◆ **Job**:
State the number of lines in these records holding "power". Say nothing more.

+++

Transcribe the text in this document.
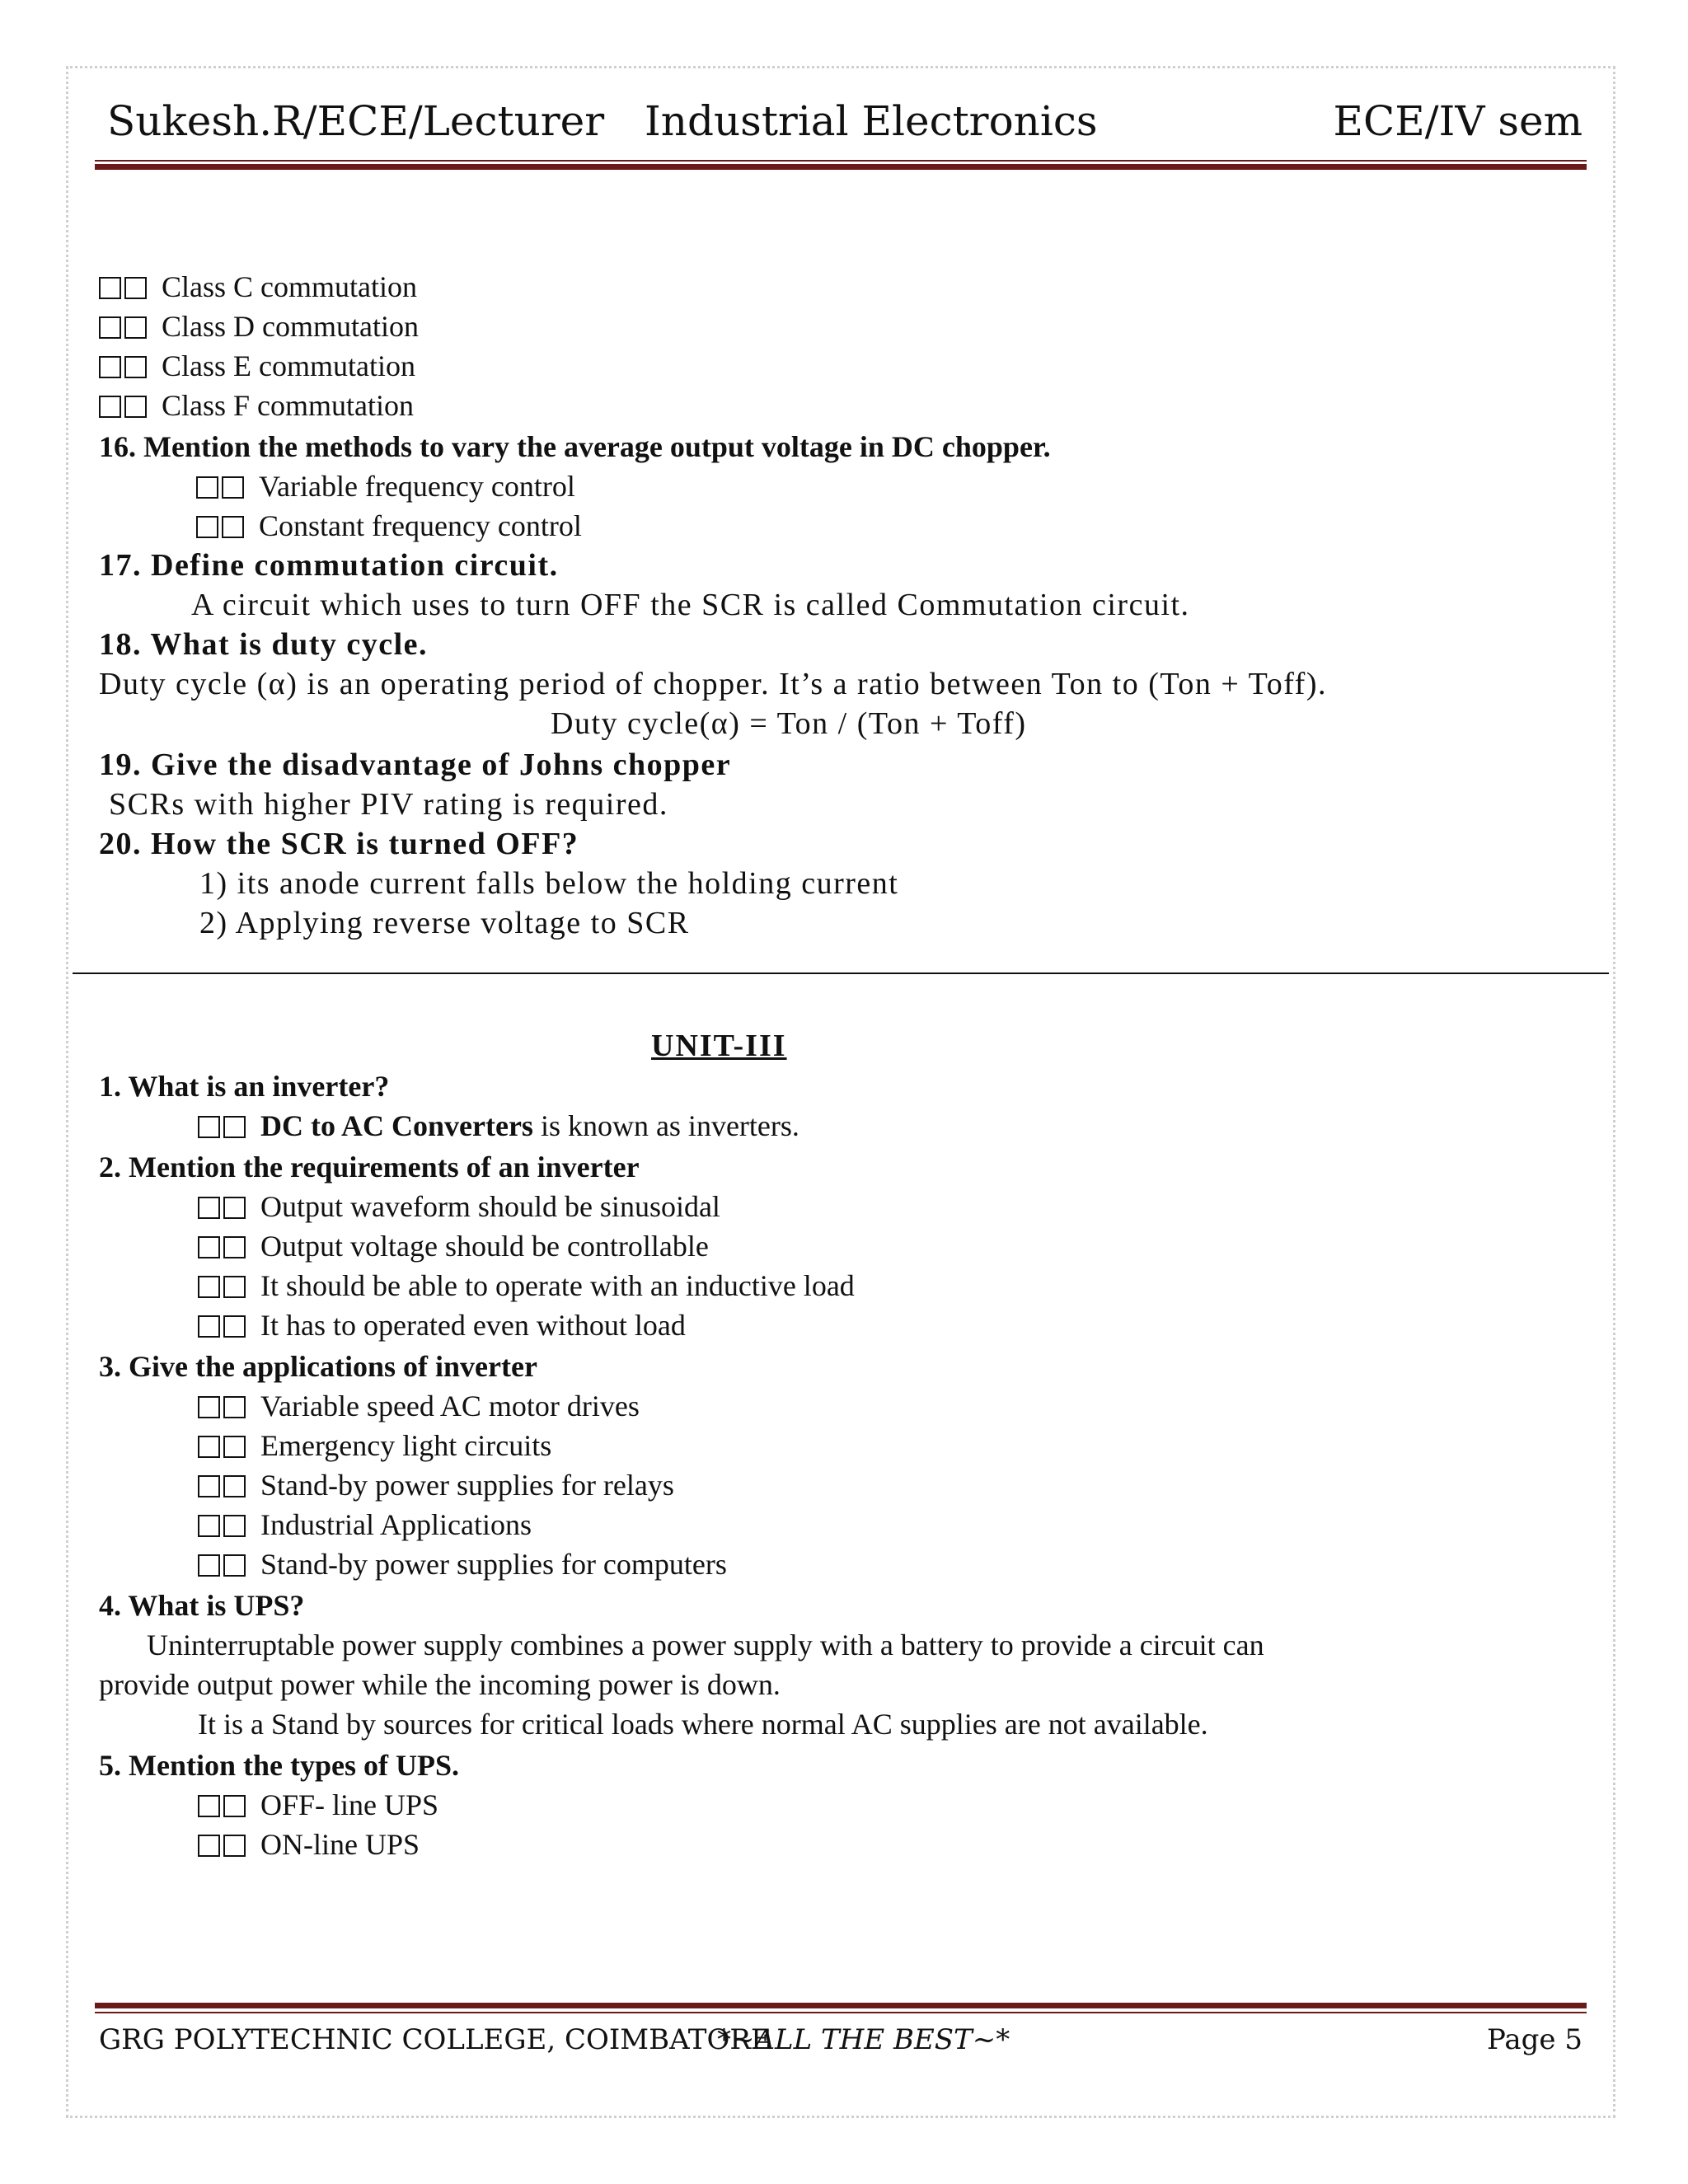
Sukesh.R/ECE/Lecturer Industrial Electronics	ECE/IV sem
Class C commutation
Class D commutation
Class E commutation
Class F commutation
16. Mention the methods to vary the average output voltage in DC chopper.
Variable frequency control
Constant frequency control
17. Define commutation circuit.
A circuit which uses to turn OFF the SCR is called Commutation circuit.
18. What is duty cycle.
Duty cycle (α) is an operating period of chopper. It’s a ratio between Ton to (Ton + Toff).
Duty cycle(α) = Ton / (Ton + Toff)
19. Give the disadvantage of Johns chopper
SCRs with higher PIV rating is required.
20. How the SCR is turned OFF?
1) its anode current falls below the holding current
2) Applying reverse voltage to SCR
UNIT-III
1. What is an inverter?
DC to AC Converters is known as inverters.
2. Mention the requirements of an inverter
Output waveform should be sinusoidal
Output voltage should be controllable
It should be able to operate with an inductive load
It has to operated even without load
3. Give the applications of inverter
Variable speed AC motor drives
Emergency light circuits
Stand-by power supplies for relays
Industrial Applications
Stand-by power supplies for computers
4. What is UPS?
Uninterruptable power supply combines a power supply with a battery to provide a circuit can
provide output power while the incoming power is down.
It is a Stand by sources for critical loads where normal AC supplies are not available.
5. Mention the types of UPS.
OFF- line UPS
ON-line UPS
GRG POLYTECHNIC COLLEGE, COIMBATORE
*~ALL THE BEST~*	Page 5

+++

◆ **Answer to this task**:
4